[START OF Entries supplied]

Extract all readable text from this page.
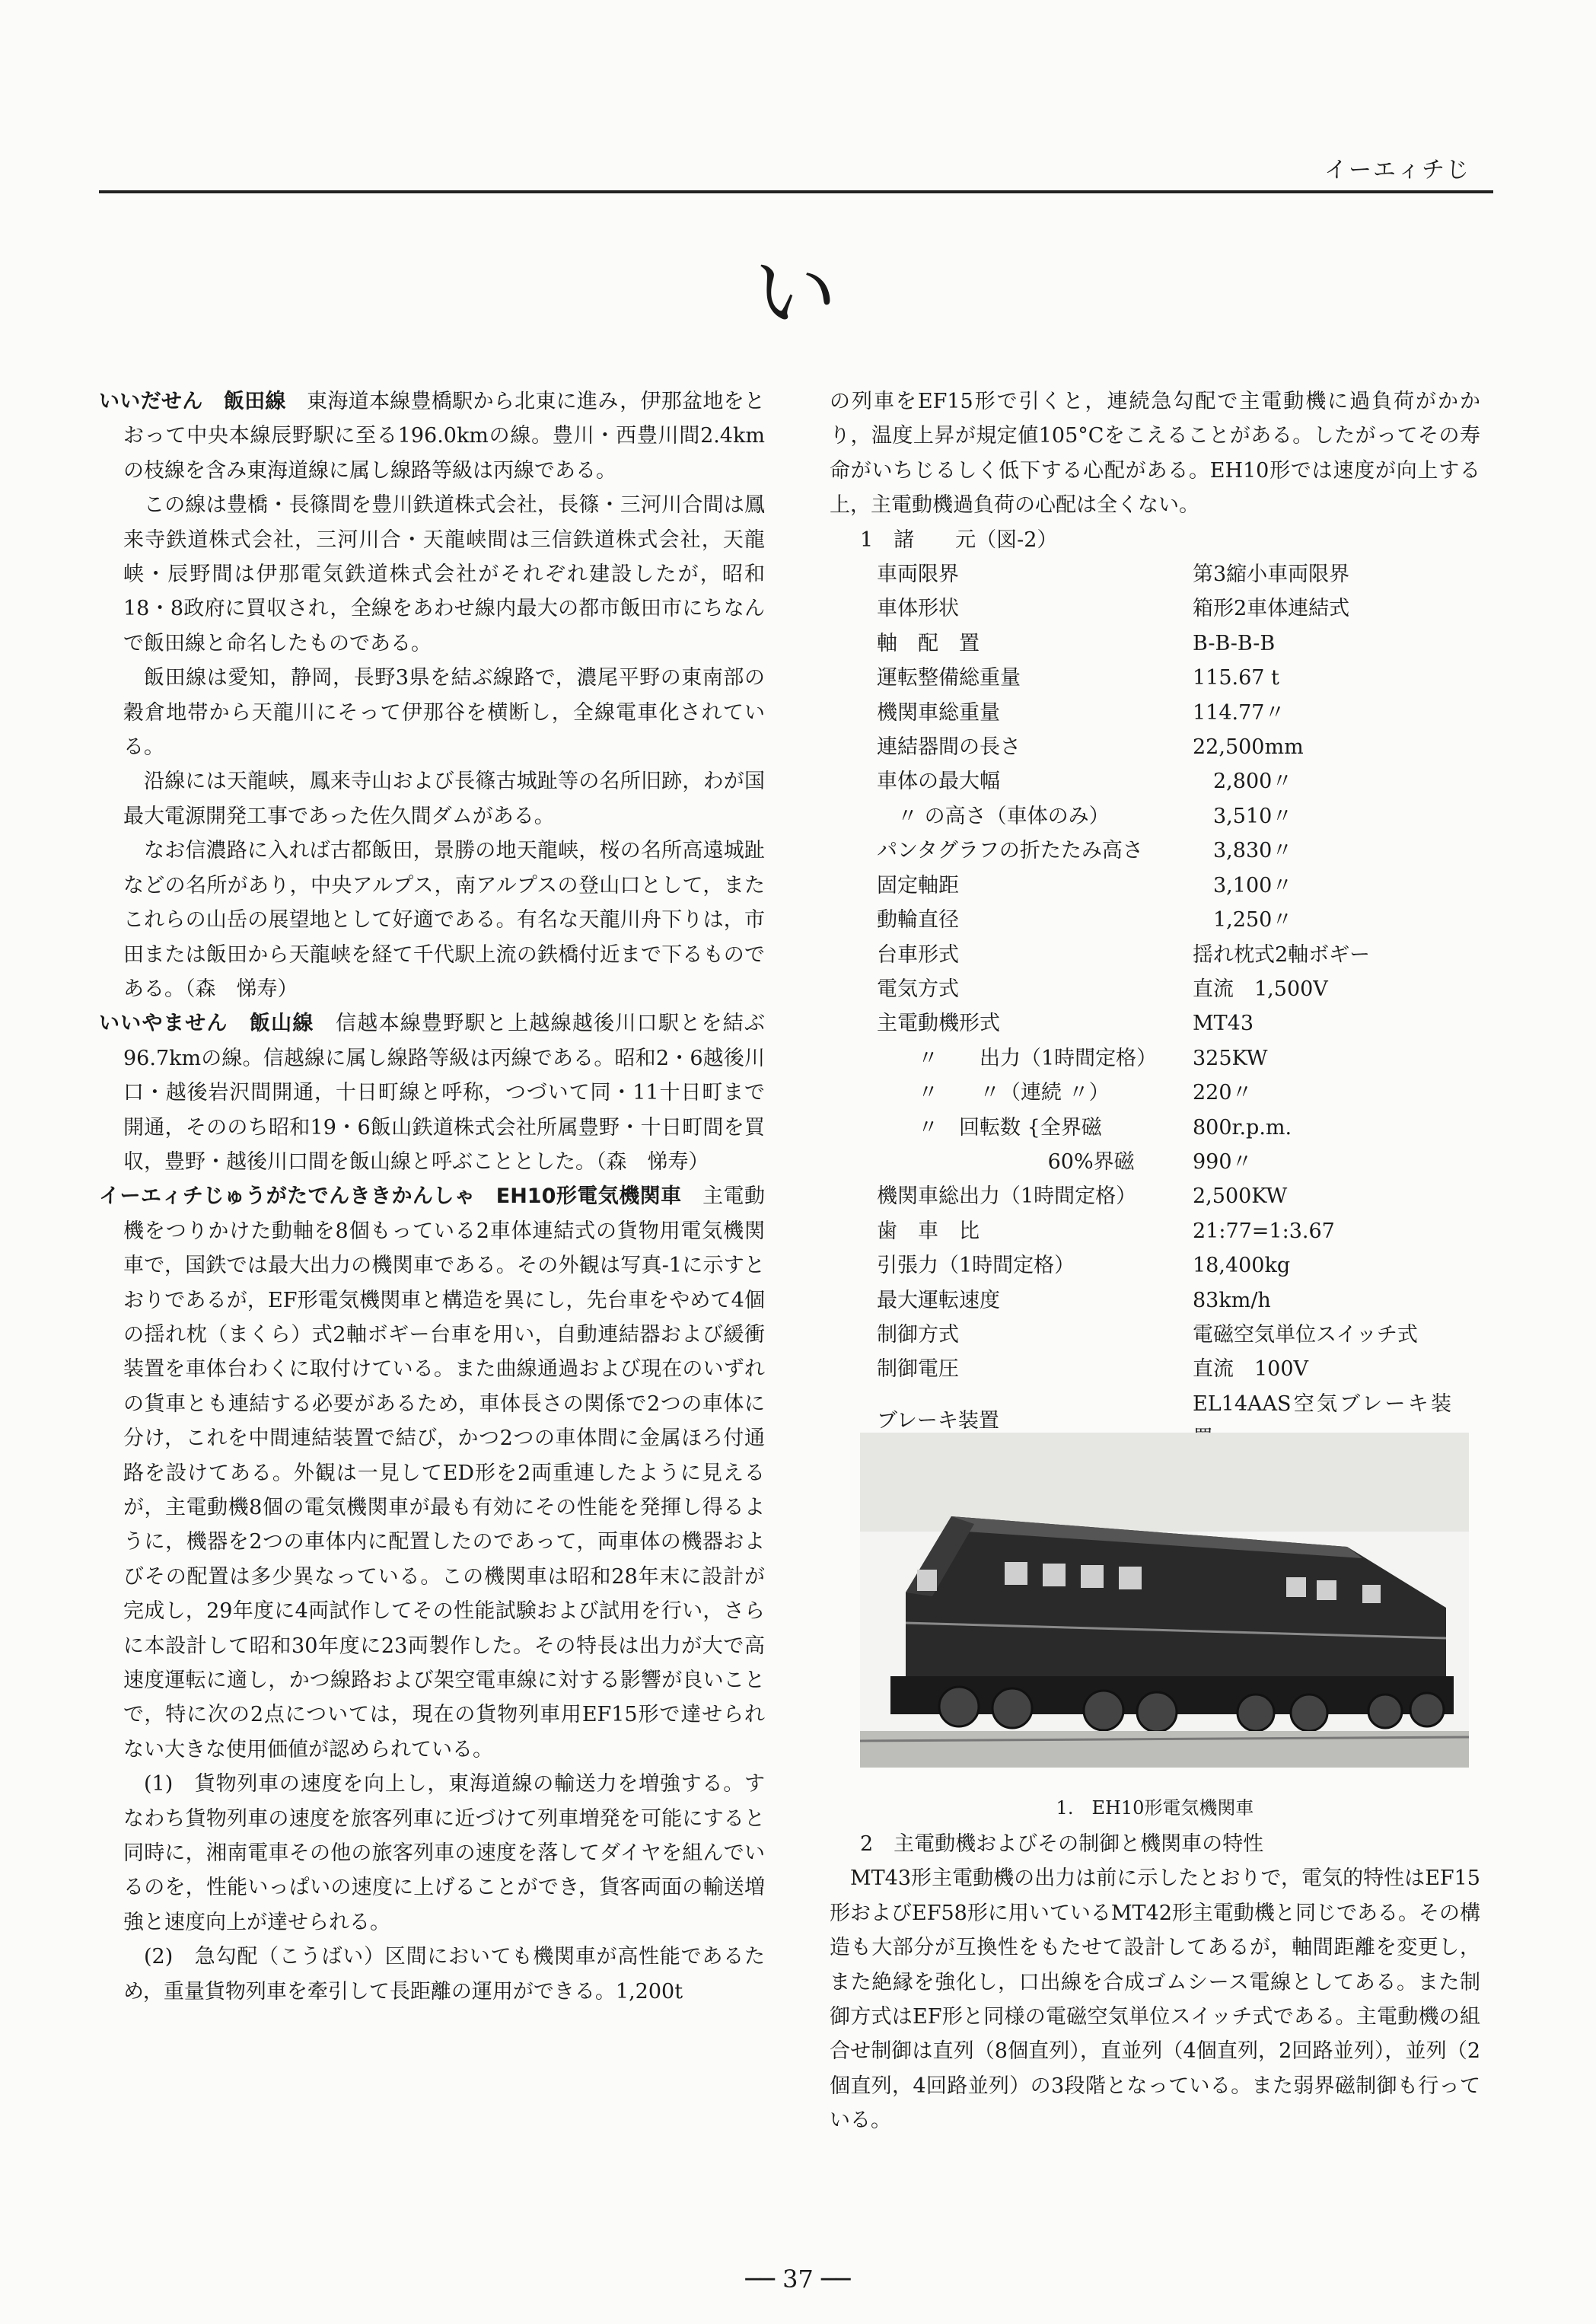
イーエィチじ
い

いいだせん　飯田線　東海道本線豊橋駅から北東に進み，伊那盆地をとおって中央本線辰野駅に至る196.0kmの線。豊川・西豊川間2.4kmの枝線を含み東海道線に属し線路等級は丙線である。

この線は豊橋・長篠間を豊川鉄道株式会社，長篠・三河川合間は鳳来寺鉄道株式会社，三河川合・天龍峡間は三信鉄道株式会社，天龍峡・辰野間は伊那電気鉄道株式会社がそれぞれ建設したが，昭和18・8政府に買収され，全線をあわせ線内最大の都市飯田市にちなんで飯田線と命名したものである。

飯田線は愛知，静岡，長野3県を結ぶ線路で，濃尾平野の東南部の穀倉地帯から天龍川にそって伊那谷を横断し，全線電車化されている。

沿線には天龍峡，鳳来寺山および長篠古城趾等の名所旧跡，わが国最大電源開発工事であった佐久間ダムがある。

なお信濃路に入れば古都飯田，景勝の地天龍峡，桜の名所高遠城趾などの名所があり，中央アルプス，南アルプスの登山口として，またこれらの山岳の展望地として好適である。有名な天龍川舟下りは，市田または飯田から天龍峡を経て千代駅上流の鉄橋付近まで下るものである。（森　悌寿）

いいやません　飯山線　信越本線豊野駅と上越線越後川口駅とを結ぶ96.7kmの線。信越線に属し線路等級は丙線である。昭和2・6越後川口・越後岩沢間開通，十日町線と呼称，つづいて同・11十日町まで開通，そののち昭和19・6飯山鉄道株式会社所属豊野・十日町間を買収，豊野・越後川口間を飯山線と呼ぶこととした。（森　悌寿）

イーエィチじゅうがたでんききかんしゃ　EH10形電気機関車　主電動機をつりかけた動軸を8個もっている2車体連結式の貨物用電気機関車で，国鉄では最大出力の機関車である。その外観は写真-1に示すとおりであるが，EF形電気機関車と構造を異にし，先台車をやめて4個の揺れ枕（まくら）式2軸ボギー台車を用い，自動連結器および緩衝装置を車体台わくに取付けている。また曲線通過および現在のいずれの貨車とも連結する必要があるため，車体長さの関係で2つの車体に分け，これを中間連結装置で結び，かつ2つの車体間に金属ほろ付通路を設けてある。外観は一見してED形を2両重連したように見えるが，主電動機8個の電気機関車が最も有効にその性能を発揮し得るように，機器を2つの車体内に配置したのであって，両車体の機器およびその配置は多少異なっている。この機関車は昭和28年末に設計が完成し，29年度に4両試作してその性能試験および試用を行い，さらに本設計して昭和30年度に23両製作した。その特長は出力が大で高速度運転に適し，かつ線路および架空電車線に対する影響が良いことで，特に次の2点については，現在の貨物列車用EF15形で達せられない大きな使用価値が認められている。

(1)　貨物列車の速度を向上し，東海道線の輸送力を増強する。すなわち貨物列車の速度を旅客列車に近づけて列車増発を可能にすると同時に，湘南電車その他の旅客列車の速度を落してダイヤを組んでいるのを，性能いっぱいの速度に上げることができ，貨客両面の輸送増強と速度向上が達せられる。

(2)　急勾配（こうばい）区間においても機関車が高性能であるため，重量貨物列車を牽引して長距離の運用ができる。1,200t

の列車をEF15形で引くと，連続急勾配で主電動機に過負荷がかかり，温度上昇が規定値105°Cをこえることがある。したがってその寿命がいちじるしく低下する心配がある。EH10形では速度が向上する上，主電動機過負荷の心配は全くない。

1　諸　　元（図-2）

車両限界	第3縮小車両限界
車体形状	箱形2車体連結式
軸　配　置	B-B-B-B
運転整備総重量	115.67 t
機関車総重量	114.77〃
連結器間の長さ	22,500mm
車体の最大幅	　2,800〃
　〃 の高さ（車体のみ）	　3,510〃
パンタグラフの折たたみ高さ	　3,830〃
固定軸距	　3,100〃
動輪直径	　1,250〃
台車形式	揺れ枕式2軸ボギー
電気方式	直流　1,500V
主電動機形式	MT43
　　〃　　出力（1時間定格）	325KW
　　〃　　〃（連続 〃）	220〃
　　〃　回転数 {全界磁	800r.p.m.
　　　　　　　　 60%界磁	990〃
機関車総出力（1時間定格）	2,500KW
歯　車　比	21:77=1:3.67
引張力（1時間定格）	18,400kg
最大運転速度	83km/h
制御方式	電磁空気単位スイッチ式
制御電圧	直流　100V
ブレーキ装置	EL14AAS空気ブレーキ装
1.　EH10形電気機関車

2　主電動機およびその制御と機関車の特性

MT43形主電動機の出力は前に示したとおりで，電気的特性はEF15形およびEF58形に用いているMT42形主電動機と同じである。その構造も大部分が互換性をもたせて設計してあるが，軸間距離を変更し，また絶縁を強化し，口出線を合成ゴムシース電線としてある。また制御方式はEF形と同様の電磁空気単位スイッチ式である。主電動機の組合せ制御は直列（8個直列），直並列（4個直列，2回路並列），並列（2個直列，4回路並列）の3段階となっている。また弱界磁制御も行っている。

── 37 ──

[END OF Entries supplied]

Set problem
Reproduce all of the data exactly, omitting each picture it holds.

Worked answer
Extract all readable text from this page.
イーエィチじ
い

いいだせん　飯田線　東海道本線豊橋駅から北東に進み，伊那盆地をとおって中央本線辰野駅に至る196.0kmの線。豊川・西豊川間2.4kmの枝線を含み東海道線に属し線路等級は丙線である。

この線は豊橋・長篠間を豊川鉄道株式会社，長篠・三河川合間は鳳来寺鉄道株式会社，三河川合・天龍峡間は三信鉄道株式会社，天龍峡・辰野間は伊那電気鉄道株式会社がそれぞれ建設したが，昭和18・8政府に買収され，全線をあわせ線内最大の都市飯田市にちなんで飯田線と命名したものである。

飯田線は愛知，静岡，長野3県を結ぶ線路で，濃尾平野の東南部の穀倉地帯から天龍川にそって伊那谷を横断し，全線電車化されている。

沿線には天龍峡，鳳来寺山および長篠古城趾等の名所旧跡，わが国最大電源開発工事であった佐久間ダムがある。

なお信濃路に入れば古都飯田，景勝の地天龍峡，桜の名所高遠城趾などの名所があり，中央アルプス，南アルプスの登山口として，またこれらの山岳の展望地として好適である。有名な天龍川舟下りは，市田または飯田から天龍峡を経て千代駅上流の鉄橋付近まで下るものである。（森　悌寿）

いいやません　飯山線　信越本線豊野駅と上越線越後川口駅とを結ぶ96.7kmの線。信越線に属し線路等級は丙線である。昭和2・6越後川口・越後岩沢間開通，十日町線と呼称，つづいて同・11十日町まで開通，そののち昭和19・6飯山鉄道株式会社所属豊野・十日町間を買収，豊野・越後川口間を飯山線と呼ぶこととした。（森　悌寿）

イーエィチじゅうがたでんききかんしゃ　EH10形電気機関車　主電動機をつりかけた動軸を8個もっている2車体連結式の貨物用電気機関車で，国鉄では最大出力の機関車である。その外観は写真-1に示すとおりであるが，EF形電気機関車と構造を異にし，先台車をやめて4個の揺れ枕（まくら）式2軸ボギー台車を用い，自動連結器および緩衝装置を車体台わくに取付けている。また曲線通過および現在のいずれの貨車とも連結する必要があるため，車体長さの関係で2つの車体に分け，これを中間連結装置で結び，かつ2つの車体間に金属ほろ付通路を設けてある。外観は一見してED形を2両重連したように見えるが，主電動機8個の電気機関車が最も有効にその性能を発揮し得るように，機器を2つの車体内に配置したのであって，両車体の機器およびその配置は多少異なっている。この機関車は昭和28年末に設計が完成し，29年度に4両試作してその性能試験および試用を行い，さらに本設計して昭和30年度に23両製作した。その特長は出力が大で高速度運転に適し，かつ線路および架空電車線に対する影響が良いことで，特に次の2点については，現在の貨物列車用EF15形で達せられない大きな使用価値が認められている。

(1)　貨物列車の速度を向上し，東海道線の輸送力を増強する。すなわち貨物列車の速度を旅客列車に近づけて列車増発を可能にすると同時に，湘南電車その他の旅客列車の速度を落してダイヤを組んでいるのを，性能いっぱいの速度に上げることができ，貨客両面の輸送増強と速度向上が達せられる。

(2)　急勾配（こうばい）区間においても機関車が高性能であるため，重量貨物列車を牽引して長距離の運用ができる。1,200t

の列車をEF15形で引くと，連続急勾配で主電動機に過負荷がかかり，温度上昇が規定値105°Cをこえることがある。したがってその寿命がいちじるしく低下する心配がある。EH10形では速度が向上する上，主電動機過負荷の心配は全くない。

1　諸　　元（図-2）

車両限界	第3縮小車両限界
車体形状	箱形2車体連結式
軸　配　置	B-B-B-B
運転整備総重量	115.67 t
機関車総重量	114.77〃
連結器間の長さ	22,500mm
車体の最大幅	　2,800〃
　〃 の高さ（車体のみ）	　3,510〃
パンタグラフの折たたみ高さ	　3,830〃
固定軸距	　3,100〃
動輪直径	　1,250〃
台車形式	揺れ枕式2軸ボギー
電気方式	直流　1,500V
主電動機形式	MT43
　　〃　　出力（1時間定格）	325KW
　　〃　　〃（連続 〃）	220〃
　　〃　回転数 {全界磁	800r.p.m.
　　　　　　　　 60%界磁	990〃
機関車総出力（1時間定格）	2,500KW
歯　車　比	21:77=1:3.67
引張力（1時間定格）	18,400kg
最大運転速度	83km/h
制御方式	電磁空気単位スイッチ式
制御電圧	直流　100V
ブレーキ装置	EL14AAS空気ブレーキ装
1.　EH10形電気機関車

2　主電動機およびその制御と機関車の特性

MT43形主電動機の出力は前に示したとおりで，電気的特性はEF15形およびEF58形に用いているMT42形主電動機と同じである。その構造も大部分が互換性をもたせて設計してあるが，軸間距離を変更し，また絶縁を強化し，口出線を合成ゴムシース電線としてある。また制御方式はEF形と同様の電磁空気単位スイッチ式である。主電動機の組合せ制御は直列（8個直列），直並列（4個直列，2回路並列），並列（2個直列，4回路並列）の3段階となっている。また弱界磁制御も行っている。

── 37 ──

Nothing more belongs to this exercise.